» Problem requirements
Repeat the full listing below verbatim and keep the images out.

» Supplied entries
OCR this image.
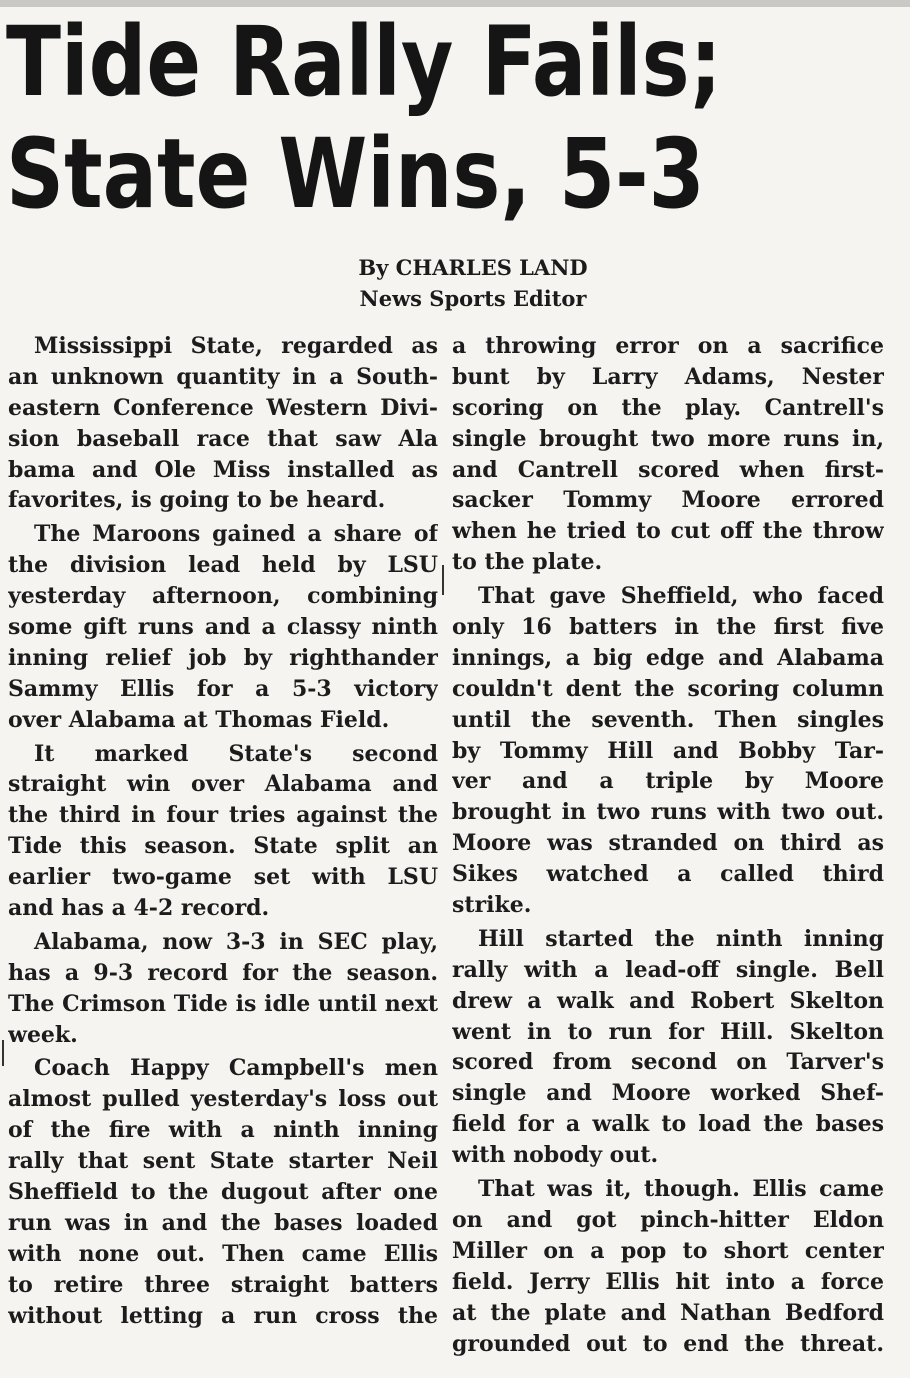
Tide Rally Fails;
State Wins, 5-3
By CHARLES LAND
News Sports Editor
Mississippi State, regarded as
an unknown quantity in a South-
eastern Conference Western Divi-
sion baseball race that saw Ala
bama and Ole Miss installed as
favorites, is going to be heard.
The Maroons gained a share of
the division lead held by LSU
yesterday afternoon, combining
some gift runs and a classy ninth
inning relief job by righthander
Sammy Ellis for a 5-3 victory
over Alabama at Thomas Field.
It marked State's second
straight win over Alabama and
the third in four tries against the
Tide this season. State split an
earlier two-game set with LSU
and has a 4-2 record.
Alabama, now 3-3 in SEC play,
has a 9-3 record for the season.
The Crimson Tide is idle until next
week.
Coach Happy Campbell's men
almost pulled yesterday's loss out
of the fire with a ninth inning
rally that sent State starter Neil
Sheffield to the dugout after one
run was in and the bases loaded
with none out. Then came Ellis
to retire three straight batters
without letting a run cross the
a throwing error on a sacrifice
bunt by Larry Adams, Nester
scoring on the play. Cantrell's
single brought two more runs in,
and Cantrell scored when first-
sacker Tommy Moore errored
when he tried to cut off the throw
to the plate.
That gave Sheffield, who faced
only 16 batters in the first five
innings, a big edge and Alabama
couldn't dent the scoring column
until the seventh. Then singles
by Tommy Hill and Bobby Tar-
ver and a triple by Moore
brought in two runs with two out.
Moore was stranded on third as
Sikes watched a called third
strike.
Hill started the ninth inning
rally with a lead-off single. Bell
drew a walk and Robert Skelton
went in to run for Hill. Skelton
scored from second on Tarver's
single and Moore worked Shef-
field for a walk to load the bases
with nobody out.
That was it, though. Ellis came
on and got pinch-hitter Eldon
Miller on a pop to short center
field. Jerry Ellis hit into a force
at the plate and Nathan Bedford
grounded out to end the threat.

» The reply
OCR this image.
Tide Rally Fails;
State Wins, 5-3
By CHARLES LAND
News Sports Editor
Mississippi State, regarded as
an unknown quantity in a South-
eastern Conference Western Divi-
sion baseball race that saw Ala
bama and Ole Miss installed as
favorites, is going to be heard.
The Maroons gained a share of
the division lead held by LSU
yesterday afternoon, combining
some gift runs and a classy ninth
inning relief job by righthander
Sammy Ellis for a 5-3 victory
over Alabama at Thomas Field.
It marked State's second
straight win over Alabama and
the third in four tries against the
Tide this season. State split an
earlier two-game set with LSU
and has a 4-2 record.
Alabama, now 3-3 in SEC play,
has a 9-3 record for the season.
The Crimson Tide is idle until next
week.
Coach Happy Campbell's men
almost pulled yesterday's loss out
of the fire with a ninth inning
rally that sent State starter Neil
Sheffield to the dugout after one
run was in and the bases loaded
with none out. Then came Ellis
to retire three straight batters
without letting a run cross the
a throwing error on a sacrifice
bunt by Larry Adams, Nester
scoring on the play. Cantrell's
single brought two more runs in,
and Cantrell scored when first-
sacker Tommy Moore errored
when he tried to cut off the throw
to the plate.
That gave Sheffield, who faced
only 16 batters in the first five
innings, a big edge and Alabama
couldn't dent the scoring column
until the seventh. Then singles
by Tommy Hill and Bobby Tar-
ver and a triple by Moore
brought in two runs with two out.
Moore was stranded on third as
Sikes watched a called third
strike.
Hill started the ninth inning
rally with a lead-off single. Bell
drew a walk and Robert Skelton
went in to run for Hill. Skelton
scored from second on Tarver's
single and Moore worked Shef-
field for a walk to load the bases
with nobody out.
That was it, though. Ellis came
on and got pinch-hitter Eldon
Miller on a pop to short center
field. Jerry Ellis hit into a force
at the plate and Nathan Bedford
grounded out to end the threat.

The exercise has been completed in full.